Task brief =
Repeat each entry word for word. Leave any images out of the copy.

Entries shown =
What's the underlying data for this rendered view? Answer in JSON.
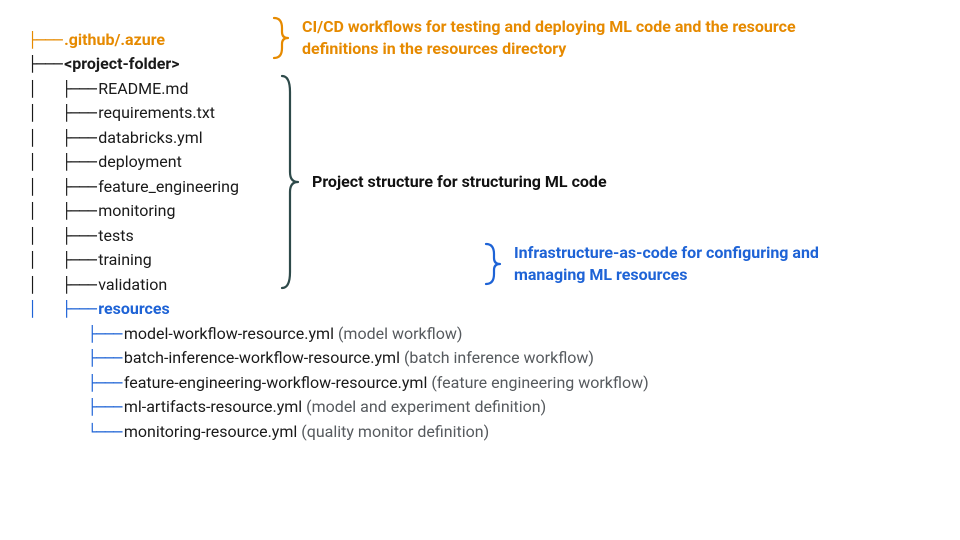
{
  "colors": {
    "orange": "#e68a00",
    "blue": "#1e63d6",
    "darkTeal": "#2e4a4a",
    "text": "#1a1a1a"
  },
  "tree": {
    "github": ".github/.azure",
    "project": "<project-folder>",
    "children": [
      "README.md",
      "requirements.txt",
      "databricks.yml",
      "deployment",
      "feature_engineering",
      "monitoring",
      "tests",
      "training",
      "validation"
    ],
    "resources_label": "resources",
    "resources": [
      {
        "file": "model-workflow-resource.yml",
        "desc": "(model workflow)"
      },
      {
        "file": "batch-inference-workflow-resource.yml",
        "desc": "(batch inference workflow)"
      },
      {
        "file": "feature-engineering-workflow-resource.yml",
        "desc": "(feature engineering workflow)"
      },
      {
        "file": "ml-artifacts-resource.yml",
        "desc": "(model and experiment definition)"
      },
      {
        "file": "monitoring-resource.yml",
        "desc": "(quality monitor definition)"
      }
    ]
  },
  "annotations": {
    "cicd": "CI/CD workflows for testing and deploying ML code and the resource definitions in the resources directory",
    "project": "Project structure for structuring ML code",
    "iac": "Infrastructure-as-code for configuring and managing ML resources"
  }
}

Written answer =
What's the underlying data for this rendered view? Answer in JSON.
{
  "colors": {
    "orange": "#e68a00",
    "blue": "#1e63d6",
    "darkTeal": "#2e4a4a",
    "text": "#1a1a1a"
  },
  "tree": {
    "github": ".github/.azure",
    "project": "<project-folder>",
    "children": [
      "README.md",
      "requirements.txt",
      "databricks.yml",
      "deployment",
      "feature_engineering",
      "monitoring",
      "tests",
      "training",
      "validation"
    ],
    "resources_label": "resources",
    "resources": [
      {
        "file": "model-workflow-resource.yml",
        "desc": "(model workflow)"
      },
      {
        "file": "batch-inference-workflow-resource.yml",
        "desc": "(batch inference workflow)"
      },
      {
        "file": "feature-engineering-workflow-resource.yml",
        "desc": "(feature engineering workflow)"
      },
      {
        "file": "ml-artifacts-resource.yml",
        "desc": "(model and experiment definition)"
      },
      {
        "file": "monitoring-resource.yml",
        "desc": "(quality monitor definition)"
      }
    ]
  },
  "annotations": {
    "cicd": "CI/CD workflows for testing and deploying ML code and the resource definitions in the resources directory",
    "project": "Project structure for structuring ML code",
    "iac": "Infrastructure-as-code for configuring and managing ML resources"
  }
}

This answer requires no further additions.